Raw records:
-- BEGIN --

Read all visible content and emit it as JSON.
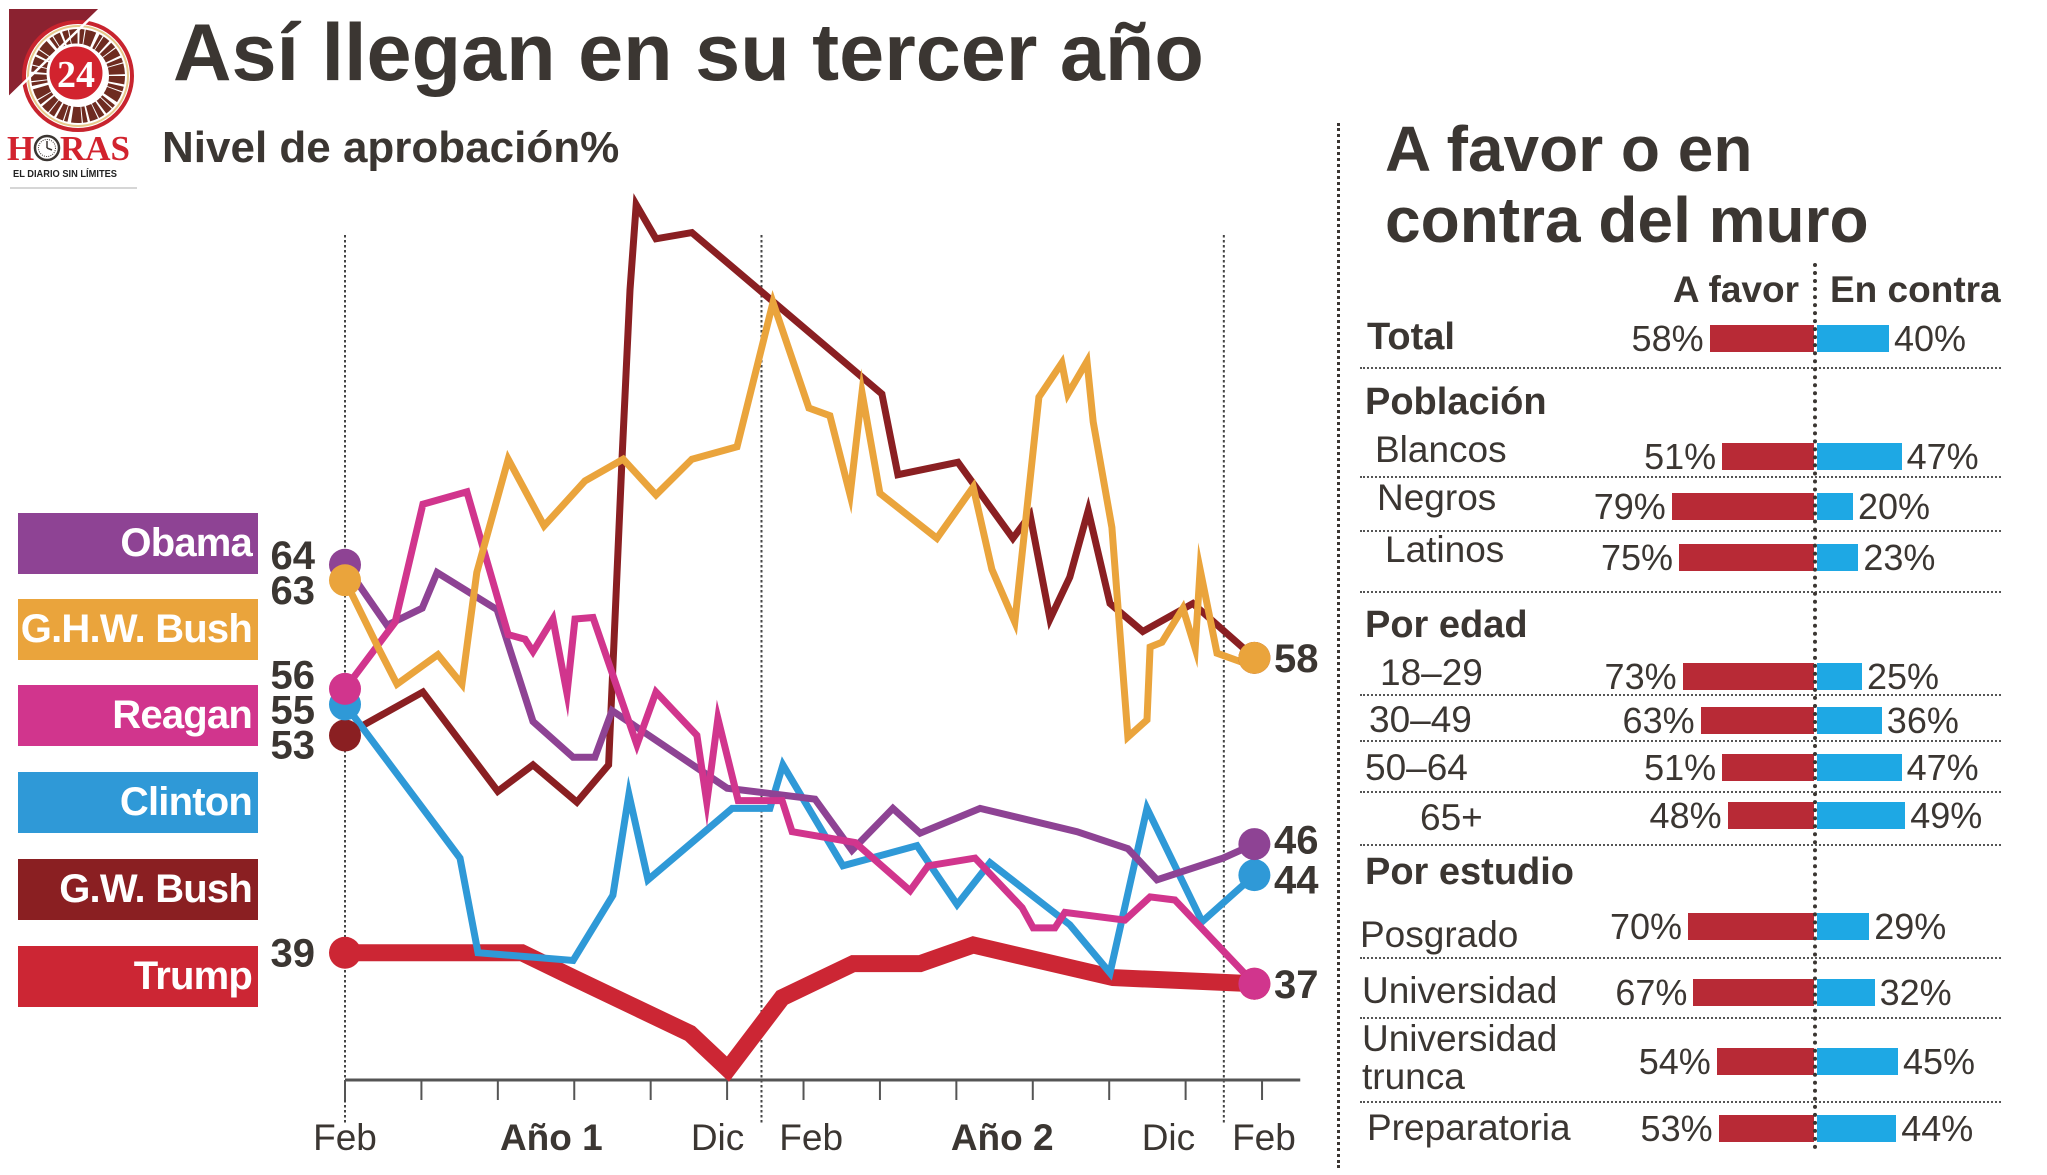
{
  "header": {
    "title": "Así llegan en su tercer año",
    "subtitle": "Nivel de aprobación%"
  },
  "logo": {
    "number": "24",
    "name_prefix": "H",
    "name_icon": "clock-icon",
    "name_suffix": "RAS",
    "tagline": "EL DIARIO SIN LÍMITES",
    "colors": {
      "red": "#D2232E",
      "dark_red": "#8B2230",
      "skyline": "#6E2B20"
    }
  },
  "text_color": "#3B3632",
  "chart_data": [
    {
      "type": "line",
      "title": "Así llegan en su tercer año",
      "subtitle": "Nivel de aprobación%",
      "xlabel": "",
      "ylabel": "Nivel de aprobación (%)",
      "x_units": "months since February of year 1",
      "xlim": [
        0,
        25
      ],
      "ylim": [
        30.8,
        87.5
      ],
      "grid": false,
      "legend_position": "left",
      "x_ticks": [
        0,
        2,
        4,
        6,
        8,
        10,
        12,
        14,
        16,
        18,
        20,
        22,
        24
      ],
      "x_tick_labels": [
        {
          "text": "Feb",
          "x": 0,
          "bold": false
        },
        {
          "text": "Año 1",
          "x": 5.4,
          "bold": true
        },
        {
          "text": "Dic",
          "x": 9.75,
          "bold": false
        },
        {
          "text": "Feb",
          "x": 12.2,
          "bold": false
        },
        {
          "text": "Año 2",
          "x": 17.2,
          "bold": true
        },
        {
          "text": "Dic",
          "x": 21.55,
          "bold": false
        },
        {
          "text": "Feb",
          "x": 24.05,
          "bold": false
        }
      ],
      "reference_lines_x": [
        0,
        10.9,
        23
      ],
      "series": [
        {
          "name": "Obama",
          "color": "#8E4394",
          "highlight": false,
          "start_label": "64",
          "points": [
            [
              0,
              64
            ],
            [
              1.1,
              60.1
            ],
            [
              2.02,
              61.2
            ],
            [
              2.41,
              63.5
            ],
            [
              3.98,
              61.1
            ],
            [
              4.92,
              53.9
            ],
            [
              5.97,
              51.6
            ],
            [
              6.54,
              51.6
            ],
            [
              6.99,
              54.6
            ],
            [
              10.0,
              49.6
            ],
            [
              12.3,
              48.9
            ],
            [
              13.27,
              45.6
            ],
            [
              14.34,
              48.3
            ],
            [
              15.05,
              46.7
            ],
            [
              16.62,
              48.3
            ],
            [
              19.16,
              46.8
            ],
            [
              20.49,
              45.7
            ],
            [
              21.25,
              43.7
            ],
            [
              22.98,
              45.1
            ],
            [
              23.8,
              46
            ]
          ]
        },
        {
          "name": "G.H.W. Bush",
          "color": "#EAA43C",
          "highlight": false,
          "start_label": "63",
          "points": [
            [
              0,
              63
            ],
            [
              0.84,
              58.8
            ],
            [
              1.36,
              56.3
            ],
            [
              2.43,
              58.2
            ],
            [
              3.06,
              56.3
            ],
            [
              3.45,
              63.5
            ],
            [
              4.27,
              70.8
            ],
            [
              5.21,
              66.5
            ],
            [
              6.28,
              69.4
            ],
            [
              7.28,
              70.8
            ],
            [
              8.14,
              68.5
            ],
            [
              9.08,
              70.8
            ],
            [
              10.26,
              71.6
            ],
            [
              11.2,
              80.9
            ],
            [
              12.14,
              74.1
            ],
            [
              12.69,
              73.6
            ],
            [
              13.22,
              68.5
            ],
            [
              13.53,
              75.1
            ],
            [
              14.0,
              68.6
            ],
            [
              15.49,
              65.7
            ],
            [
              16.44,
              69.0
            ],
            [
              16.93,
              63.7
            ],
            [
              17.53,
              60.3
            ],
            [
              18.16,
              74.8
            ],
            [
              18.76,
              77.0
            ],
            [
              18.92,
              75.0
            ],
            [
              19.42,
              77.1
            ],
            [
              19.58,
              73.2
            ],
            [
              20.07,
              66.4
            ],
            [
              20.49,
              52.9
            ],
            [
              20.99,
              54.0
            ],
            [
              21.07,
              58.7
            ],
            [
              21.38,
              59.0
            ],
            [
              21.93,
              61.2
            ],
            [
              22.25,
              58.6
            ],
            [
              22.38,
              63.7
            ],
            [
              22.82,
              58.3
            ],
            [
              23.5,
              57.7
            ],
            [
              23.8,
              58
            ]
          ]
        },
        {
          "name": "Reagan",
          "color": "#D1358D",
          "highlight": false,
          "start_label": "56",
          "points": [
            [
              0,
              56
            ],
            [
              1.31,
              60.3
            ],
            [
              2.04,
              67.9
            ],
            [
              3.19,
              68.7
            ],
            [
              4.27,
              59.5
            ],
            [
              4.71,
              59.2
            ],
            [
              4.92,
              58.4
            ],
            [
              5.44,
              60.5
            ],
            [
              5.81,
              55.7
            ],
            [
              6.02,
              60.5
            ],
            [
              6.49,
              60.6
            ],
            [
              7.64,
              52.4
            ],
            [
              8.14,
              55.8
            ],
            [
              9.21,
              53.0
            ],
            [
              9.47,
              48.7
            ],
            [
              9.76,
              54.1
            ],
            [
              10.29,
              48.8
            ],
            [
              11.44,
              48.8
            ],
            [
              11.7,
              46.8
            ],
            [
              13.35,
              46.1
            ],
            [
              14.79,
              43.0
            ],
            [
              15.26,
              44.6
            ],
            [
              16.49,
              45.1
            ],
            [
              17.72,
              41.9
            ],
            [
              18.01,
              40.6
            ],
            [
              18.58,
              40.6
            ],
            [
              18.84,
              41.6
            ],
            [
              20.41,
              41.1
            ],
            [
              21.07,
              42.6
            ],
            [
              21.72,
              42.4
            ],
            [
              23.8,
              37
            ]
          ]
        },
        {
          "name": "Clinton",
          "color": "#2F99D7",
          "highlight": false,
          "start_label": "55",
          "points": [
            [
              0,
              55
            ],
            [
              3.01,
              45.1
            ],
            [
              3.48,
              39.0
            ],
            [
              5.97,
              38.5
            ],
            [
              7.01,
              42.7
            ],
            [
              7.43,
              49.2
            ],
            [
              7.93,
              43.7
            ],
            [
              10.13,
              48.3
            ],
            [
              11.12,
              48.3
            ],
            [
              11.46,
              51.1
            ],
            [
              13.03,
              44.6
            ],
            [
              14.97,
              45.9
            ],
            [
              16.02,
              42.1
            ],
            [
              16.88,
              44.8
            ],
            [
              18.97,
              40.8
            ],
            [
              20.02,
              37.7
            ],
            [
              20.99,
              48.3
            ],
            [
              22.43,
              41.0
            ],
            [
              23.8,
              44
            ]
          ]
        },
        {
          "name": "G.W. Bush",
          "color": "#8A1F22",
          "highlight": false,
          "start_label": "53",
          "points": [
            [
              0,
              53
            ],
            [
              2.04,
              55.8
            ],
            [
              4.0,
              49.4
            ],
            [
              4.92,
              51.1
            ],
            [
              6.07,
              48.7
            ],
            [
              6.9,
              51.1
            ],
            [
              7.25,
              70.8
            ],
            [
              7.46,
              81.7
            ],
            [
              7.62,
              87.2
            ],
            [
              8.14,
              85.0
            ],
            [
              9.08,
              85.4
            ],
            [
              14.05,
              75.0
            ],
            [
              14.47,
              69.8
            ],
            [
              16.04,
              70.6
            ],
            [
              17.48,
              65.7
            ],
            [
              17.93,
              67.2
            ],
            [
              18.45,
              60.5
            ],
            [
              18.97,
              63.2
            ],
            [
              19.45,
              67.5
            ],
            [
              20.02,
              61.5
            ],
            [
              20.88,
              59.7
            ],
            [
              22.19,
              61.5
            ],
            [
              23.8,
              58
            ]
          ]
        },
        {
          "name": "Trump",
          "color": "#CC2634",
          "highlight": true,
          "start_label": "39",
          "points": [
            [
              0,
              39
            ],
            [
              4.63,
              39.0
            ],
            [
              5.97,
              37.4
            ],
            [
              9.03,
              33.8
            ],
            [
              10.02,
              31.5
            ],
            [
              11.44,
              36.1
            ],
            [
              13.3,
              38.3
            ],
            [
              15.05,
              38.3
            ],
            [
              16.44,
              39.5
            ],
            [
              20.1,
              37.4
            ],
            [
              23.8,
              37
            ]
          ]
        }
      ],
      "end_labels": [
        {
          "text": "58",
          "value": 58,
          "series": [
            "G.H.W. Bush",
            "G.W. Bush"
          ]
        },
        {
          "text": "46",
          "value": 46,
          "series": [
            "Obama"
          ]
        },
        {
          "text": "44",
          "value": 44,
          "series": [
            "Clinton"
          ]
        },
        {
          "text": "37",
          "value": 37,
          "series": [
            "Reagan",
            "Trump"
          ]
        }
      ]
    },
    {
      "type": "bar",
      "orientation": "horizontal-diverging",
      "title": "A favor o en contra del muro",
      "title_lines": [
        "A favor o en",
        "contra del muro"
      ],
      "xlim": [
        0,
        100
      ],
      "series": [
        {
          "name": "A favor",
          "color": "#B82A36"
        },
        {
          "name": "En contra",
          "color": "#1EA8E4"
        }
      ],
      "total": {
        "label": "Total",
        "values": [
          58,
          40
        ],
        "labels": [
          "58%",
          "40%"
        ]
      },
      "groups": [
        {
          "title": "Población",
          "rows": [
            {
              "label": "Blancos",
              "values": [
                51,
                47
              ],
              "labels": [
                "51%",
                "47%"
              ]
            },
            {
              "label": "Negros",
              "values": [
                79,
                20
              ],
              "labels": [
                "79%",
                "20%"
              ]
            },
            {
              "label": "Latinos",
              "values": [
                75,
                23
              ],
              "labels": [
                "75%",
                "23%"
              ]
            }
          ]
        },
        {
          "title": "Por edad",
          "rows": [
            {
              "label": "18–29",
              "values": [
                73,
                25
              ],
              "labels": [
                "73%",
                "25%"
              ]
            },
            {
              "label": "30–49",
              "values": [
                63,
                36
              ],
              "labels": [
                "63%",
                "36%"
              ]
            },
            {
              "label": "50–64",
              "values": [
                51,
                47
              ],
              "labels": [
                "51%",
                "47%"
              ]
            },
            {
              "label": "65+",
              "values": [
                48,
                49
              ],
              "labels": [
                "48%",
                "49%"
              ]
            }
          ]
        },
        {
          "title": "Por estudio",
          "rows": [
            {
              "label": "Posgrado",
              "values": [
                70,
                29
              ],
              "labels": [
                "70%",
                "29%"
              ]
            },
            {
              "label": "Universidad",
              "values": [
                67,
                32
              ],
              "labels": [
                "67%",
                "32%"
              ]
            },
            {
              "label": "Universidad trunca",
              "values": [
                54,
                45
              ],
              "labels": [
                "54%",
                "45%"
              ]
            },
            {
              "label": "Preparatoria",
              "values": [
                53,
                44
              ],
              "labels": [
                "53%",
                "44%"
              ]
            }
          ]
        }
      ]
    }
  ]
}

-- END --

◆ What needs to be done: Pick out each line in the material containing "subtitle".

◆ Reply:
    "subtitle": "Nivel de aprobación%"
      "subtitle": "Nivel de aprobación%",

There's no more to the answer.